*** DATA ROWS ***

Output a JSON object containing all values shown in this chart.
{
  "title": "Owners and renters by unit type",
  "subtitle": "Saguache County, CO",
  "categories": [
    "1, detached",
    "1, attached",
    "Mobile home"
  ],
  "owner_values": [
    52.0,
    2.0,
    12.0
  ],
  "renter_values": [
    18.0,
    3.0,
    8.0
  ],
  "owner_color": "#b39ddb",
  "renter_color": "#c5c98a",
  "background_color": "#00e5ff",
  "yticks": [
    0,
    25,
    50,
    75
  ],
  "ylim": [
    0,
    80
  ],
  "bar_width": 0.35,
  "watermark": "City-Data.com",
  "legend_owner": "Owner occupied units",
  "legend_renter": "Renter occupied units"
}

***

**TASK DETAILS**. Your task is to output the full set of records exactly as presented.

**RESULT OF THE EXERCISE**.
Output a JSON object containing all values shown in this chart.
{
  "title": "Owners and renters by unit type",
  "subtitle": "Saguache County, CO",
  "categories": [
    "1, detached",
    "1, attached",
    "Mobile home"
  ],
  "owner_values": [
    52.0,
    2.0,
    12.0
  ],
  "renter_values": [
    18.0,
    3.0,
    8.0
  ],
  "owner_color": "#b39ddb",
  "renter_color": "#c5c98a",
  "background_color": "#00e5ff",
  "yticks": [
    0,
    25,
    50,
    75
  ],
  "ylim": [
    0,
    80
  ],
  "bar_width": 0.35,
  "watermark": "City-Data.com",
  "legend_owner": "Owner occupied units",
  "legend_renter": "Renter occupied units"
}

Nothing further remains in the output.